Set exercise
Copy out the entries below, replacing every "y-tick-label" with "y-axis-tick-label" and leaving everything else unchanged. Leave out the pictures.

Input for this task

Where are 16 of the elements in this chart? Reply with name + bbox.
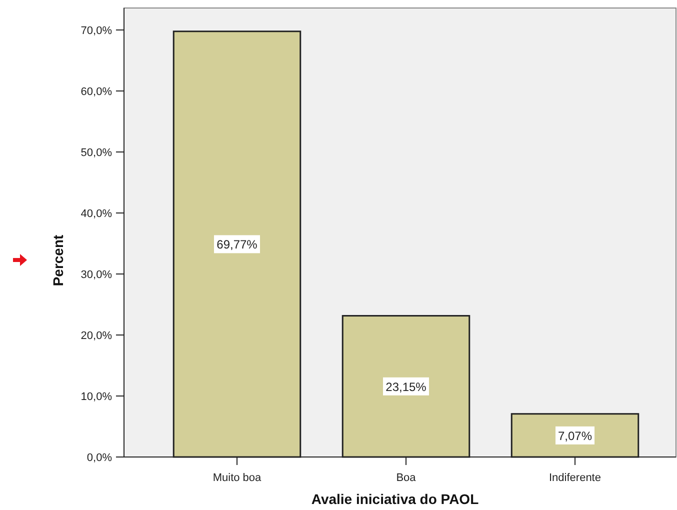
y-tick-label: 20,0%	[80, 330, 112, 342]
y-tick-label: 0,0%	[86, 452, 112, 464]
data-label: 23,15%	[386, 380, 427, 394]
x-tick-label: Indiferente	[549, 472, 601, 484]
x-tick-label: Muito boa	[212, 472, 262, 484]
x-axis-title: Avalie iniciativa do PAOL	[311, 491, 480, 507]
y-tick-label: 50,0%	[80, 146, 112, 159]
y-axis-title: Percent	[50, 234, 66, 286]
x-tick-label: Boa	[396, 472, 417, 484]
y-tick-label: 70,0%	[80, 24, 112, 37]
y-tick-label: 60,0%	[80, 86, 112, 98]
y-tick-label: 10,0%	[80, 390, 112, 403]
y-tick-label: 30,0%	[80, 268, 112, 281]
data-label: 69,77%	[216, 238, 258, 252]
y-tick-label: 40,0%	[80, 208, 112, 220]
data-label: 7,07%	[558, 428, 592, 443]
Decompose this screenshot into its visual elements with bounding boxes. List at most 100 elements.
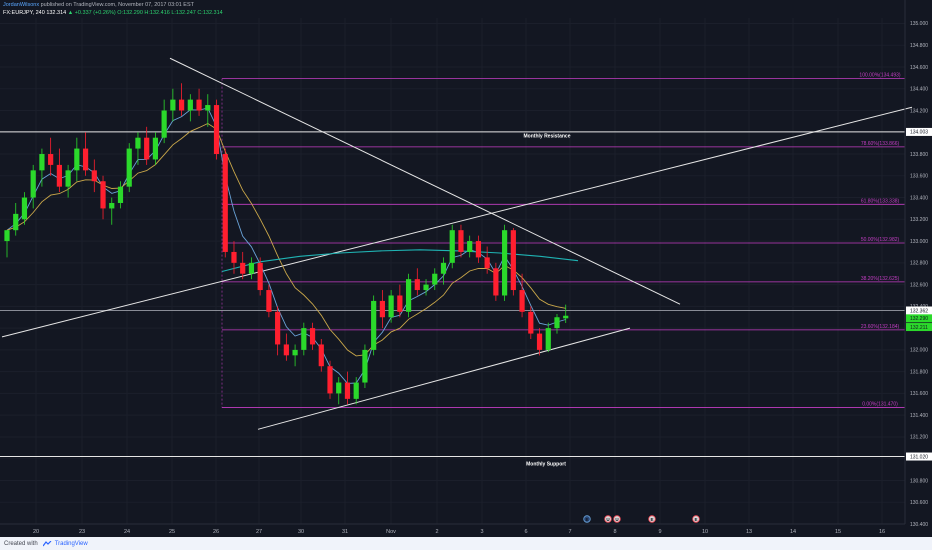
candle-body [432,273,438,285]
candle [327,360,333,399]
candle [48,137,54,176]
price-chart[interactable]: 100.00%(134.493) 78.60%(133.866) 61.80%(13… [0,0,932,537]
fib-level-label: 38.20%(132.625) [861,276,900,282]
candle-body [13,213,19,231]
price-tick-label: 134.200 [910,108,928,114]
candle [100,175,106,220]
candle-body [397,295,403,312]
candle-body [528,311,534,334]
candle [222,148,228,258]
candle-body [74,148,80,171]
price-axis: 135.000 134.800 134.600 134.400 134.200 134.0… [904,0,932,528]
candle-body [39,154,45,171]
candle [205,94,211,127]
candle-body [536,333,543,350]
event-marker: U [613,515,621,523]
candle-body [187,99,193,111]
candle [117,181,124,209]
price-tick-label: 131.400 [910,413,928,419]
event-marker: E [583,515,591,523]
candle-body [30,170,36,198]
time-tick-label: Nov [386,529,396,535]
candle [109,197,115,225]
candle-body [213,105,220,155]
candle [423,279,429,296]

Answer for the task
Where are 16 of the elements in this chart? Reply with name + bbox.
y-axis-tick-label: 20,0%	[80, 330, 112, 342]
y-axis-tick-label: 0,0%	[86, 452, 112, 464]
data-label: 23,15%	[386, 380, 427, 394]
x-tick-label: Indiferente	[549, 472, 601, 484]
x-tick-label: Muito boa	[212, 472, 262, 484]
x-axis-title: Avalie iniciativa do PAOL	[311, 491, 480, 507]
y-axis-tick-label: 50,0%	[80, 146, 112, 159]
y-axis-title: Percent	[50, 234, 66, 286]
x-tick-label: Boa	[396, 472, 417, 484]
y-axis-tick-label: 70,0%	[80, 24, 112, 37]
y-axis-tick-label: 60,0%	[80, 86, 112, 98]
y-axis-tick-label: 10,0%	[80, 390, 112, 403]
y-axis-tick-label: 30,0%	[80, 268, 112, 281]
data-label: 69,77%	[216, 238, 258, 252]
y-axis-tick-label: 40,0%	[80, 208, 112, 220]
data-label: 7,07%	[558, 428, 592, 443]
Decompose this screenshot into its visual elements with bounding boxes. List at most 100 elements.
candle-body [432,273,438,285]
candle [327,360,333,399]
candle [48,137,54,176]
price-chart[interactable]: 100.00%(134.493) 78.60%(133.866) 61.80%(13… [0,0,932,537]
fib-level-label: 38.20%(132.625) [861,276,900,282]
candle-body [13,213,19,231]
price-tick-label: 134.200 [910,108,928,114]
candle [100,175,106,220]
candle-body [397,295,403,312]
candle-body [528,311,534,334]
candle [222,148,228,258]
candle-body [74,148,80,171]
price-axis: 135.000 134.800 134.600 134.400 134.200 134.0… [904,0,932,528]
candle-body [39,154,45,171]
candle [205,94,211,127]
candle-body [536,333,543,350]
event-marker: U [613,515,621,523]
candle-body [187,99,193,111]
candle [117,181,124,209]
price-tick-label: 131.400 [910,413,928,419]
event-marker: E [583,515,591,523]
candle-body [30,170,36,198]
time-tick-label: Nov [386,529,396,535]
candle [109,197,115,225]
candle-body [213,105,220,155]
candle [423,279,429,296]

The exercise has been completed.